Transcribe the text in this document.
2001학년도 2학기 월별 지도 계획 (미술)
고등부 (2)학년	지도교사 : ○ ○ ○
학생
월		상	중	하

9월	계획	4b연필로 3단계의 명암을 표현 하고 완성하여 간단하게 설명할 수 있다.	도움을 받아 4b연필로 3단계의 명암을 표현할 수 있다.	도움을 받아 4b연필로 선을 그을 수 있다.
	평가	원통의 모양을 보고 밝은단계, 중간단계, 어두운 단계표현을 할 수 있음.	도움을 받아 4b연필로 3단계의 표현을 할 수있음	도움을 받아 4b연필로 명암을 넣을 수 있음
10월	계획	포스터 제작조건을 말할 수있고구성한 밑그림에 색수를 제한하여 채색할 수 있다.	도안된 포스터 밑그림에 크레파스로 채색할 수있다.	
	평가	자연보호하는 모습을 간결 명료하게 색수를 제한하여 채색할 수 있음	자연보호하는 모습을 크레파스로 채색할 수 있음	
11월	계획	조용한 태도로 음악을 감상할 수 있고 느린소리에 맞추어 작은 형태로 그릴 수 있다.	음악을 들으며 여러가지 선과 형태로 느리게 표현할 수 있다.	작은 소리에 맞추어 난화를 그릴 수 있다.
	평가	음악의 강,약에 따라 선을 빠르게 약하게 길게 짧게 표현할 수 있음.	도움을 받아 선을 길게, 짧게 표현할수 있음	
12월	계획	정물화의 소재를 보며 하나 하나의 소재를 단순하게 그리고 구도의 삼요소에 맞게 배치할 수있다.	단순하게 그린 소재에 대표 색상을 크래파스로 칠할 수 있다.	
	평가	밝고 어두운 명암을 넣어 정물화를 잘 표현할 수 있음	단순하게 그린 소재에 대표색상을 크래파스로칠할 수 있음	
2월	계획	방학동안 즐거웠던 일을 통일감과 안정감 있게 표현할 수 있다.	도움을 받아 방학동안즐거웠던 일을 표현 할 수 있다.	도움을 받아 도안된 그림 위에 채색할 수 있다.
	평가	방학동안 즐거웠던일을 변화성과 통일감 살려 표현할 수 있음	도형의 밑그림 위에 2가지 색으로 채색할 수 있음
-------------------------
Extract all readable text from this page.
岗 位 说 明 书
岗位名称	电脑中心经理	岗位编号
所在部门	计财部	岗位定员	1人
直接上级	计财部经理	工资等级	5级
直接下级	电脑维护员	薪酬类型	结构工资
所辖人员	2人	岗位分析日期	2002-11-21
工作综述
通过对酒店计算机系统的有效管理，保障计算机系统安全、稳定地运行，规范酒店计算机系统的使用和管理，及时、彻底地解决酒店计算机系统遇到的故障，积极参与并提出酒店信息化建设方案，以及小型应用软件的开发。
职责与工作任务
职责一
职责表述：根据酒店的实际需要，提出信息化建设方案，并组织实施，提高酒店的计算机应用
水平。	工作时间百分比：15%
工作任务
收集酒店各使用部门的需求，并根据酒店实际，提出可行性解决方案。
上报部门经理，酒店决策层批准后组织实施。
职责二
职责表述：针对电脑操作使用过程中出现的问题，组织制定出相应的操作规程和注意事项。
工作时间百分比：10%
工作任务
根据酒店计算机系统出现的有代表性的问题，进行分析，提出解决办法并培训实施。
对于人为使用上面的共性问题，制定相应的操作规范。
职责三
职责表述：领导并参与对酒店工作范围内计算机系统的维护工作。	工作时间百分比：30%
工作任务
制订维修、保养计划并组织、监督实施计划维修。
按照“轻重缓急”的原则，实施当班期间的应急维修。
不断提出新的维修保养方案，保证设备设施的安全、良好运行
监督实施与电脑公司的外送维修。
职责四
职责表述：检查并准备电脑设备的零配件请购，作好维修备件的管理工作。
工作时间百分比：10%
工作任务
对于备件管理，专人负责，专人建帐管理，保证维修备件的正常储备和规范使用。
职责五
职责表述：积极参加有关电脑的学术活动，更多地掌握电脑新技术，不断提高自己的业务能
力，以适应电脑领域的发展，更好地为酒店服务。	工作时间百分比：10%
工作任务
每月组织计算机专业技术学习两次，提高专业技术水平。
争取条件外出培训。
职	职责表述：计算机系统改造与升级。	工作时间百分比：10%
-------------------------
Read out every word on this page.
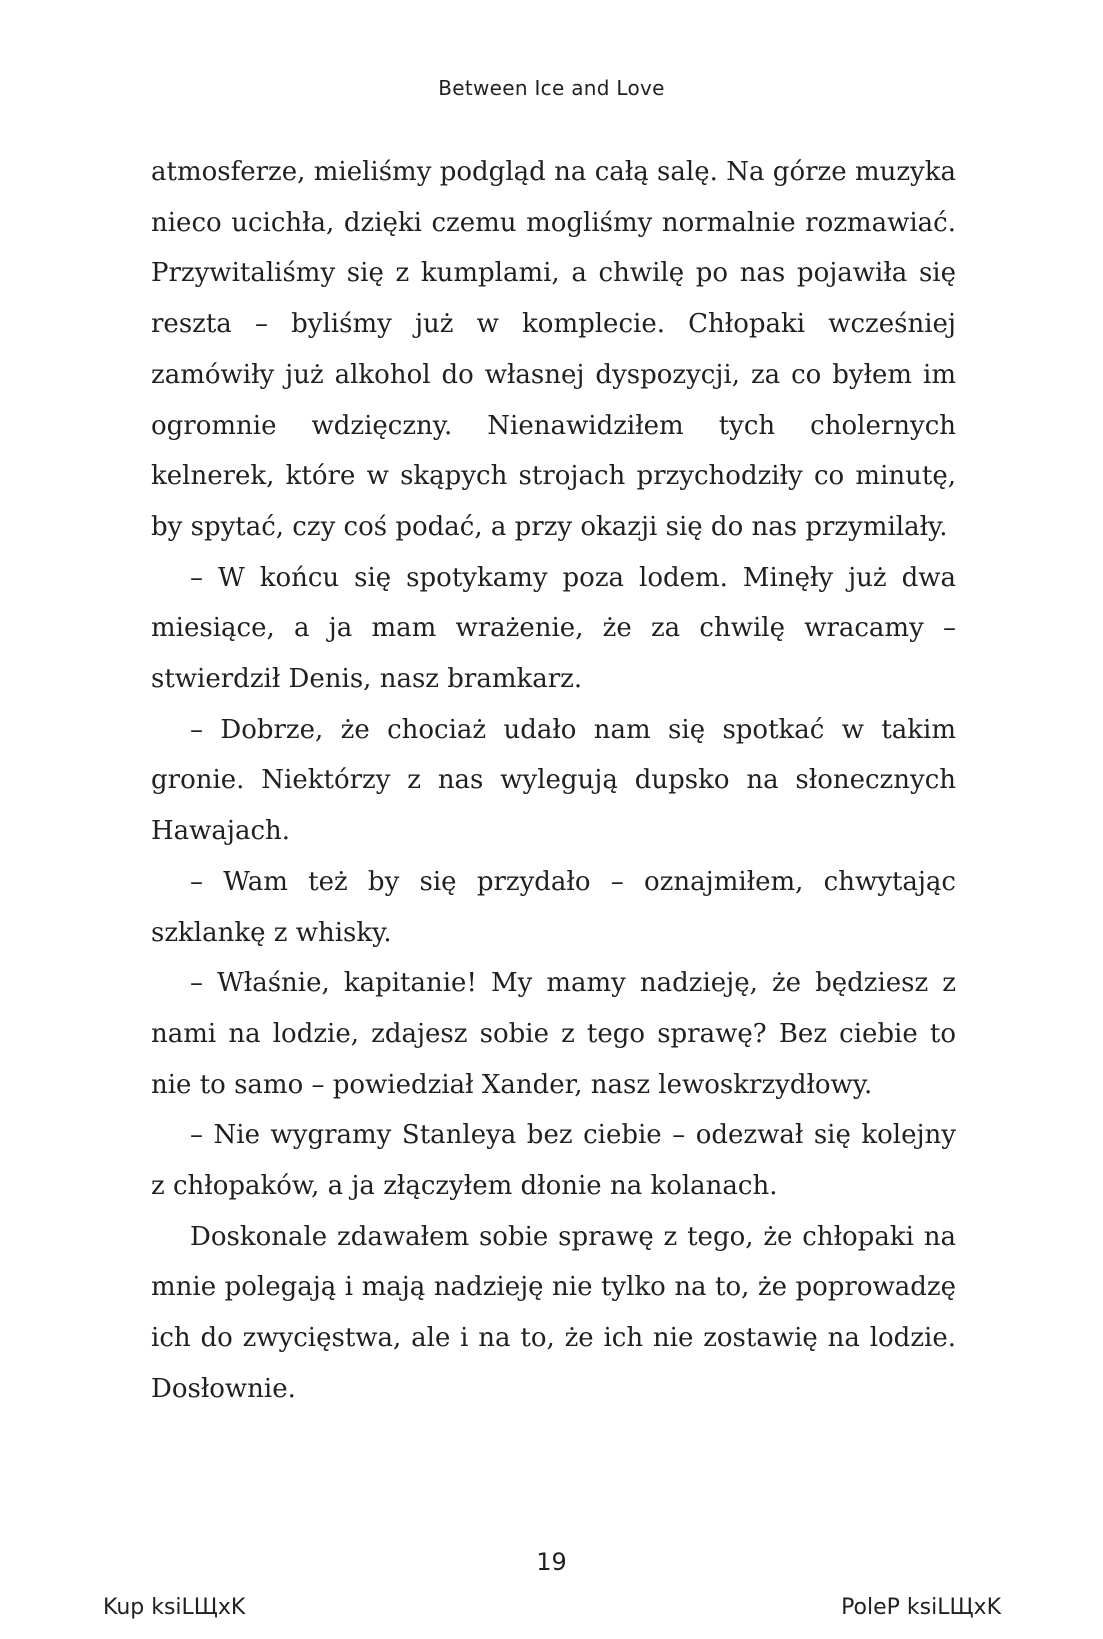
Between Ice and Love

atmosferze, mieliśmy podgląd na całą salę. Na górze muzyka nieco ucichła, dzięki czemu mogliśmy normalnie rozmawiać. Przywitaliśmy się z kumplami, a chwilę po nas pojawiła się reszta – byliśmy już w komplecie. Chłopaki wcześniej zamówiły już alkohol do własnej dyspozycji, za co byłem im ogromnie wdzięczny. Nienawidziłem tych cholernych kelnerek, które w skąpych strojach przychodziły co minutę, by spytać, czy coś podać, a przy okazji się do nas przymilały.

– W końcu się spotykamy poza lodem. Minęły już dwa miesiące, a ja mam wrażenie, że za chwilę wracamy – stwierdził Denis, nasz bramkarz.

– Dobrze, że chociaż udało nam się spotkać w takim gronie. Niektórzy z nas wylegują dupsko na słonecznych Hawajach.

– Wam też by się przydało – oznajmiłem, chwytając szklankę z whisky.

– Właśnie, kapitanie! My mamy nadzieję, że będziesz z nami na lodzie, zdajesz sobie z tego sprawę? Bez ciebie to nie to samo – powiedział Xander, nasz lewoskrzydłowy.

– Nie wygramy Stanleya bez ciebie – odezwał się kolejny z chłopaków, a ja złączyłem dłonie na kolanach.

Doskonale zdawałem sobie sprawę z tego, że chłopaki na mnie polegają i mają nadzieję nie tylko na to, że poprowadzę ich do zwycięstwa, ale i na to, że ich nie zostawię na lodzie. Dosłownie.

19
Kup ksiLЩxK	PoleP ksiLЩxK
-------------------------
* [To be done]: From the listing above, copy every line that includes the word "ciebie".

* [Full output]:
– Właśnie, kapitanie! My mamy nadzieję, że będziesz z nami na lodzie, zdajesz sobie z tego sprawę? Bez ciebie to nie to samo – powiedział Xander, nasz lewoskrzydłowy.
– Nie wygramy Stanleya bez ciebie – odezwał się kolejny z chłopaków, a ja złączyłem dłonie na kolanach.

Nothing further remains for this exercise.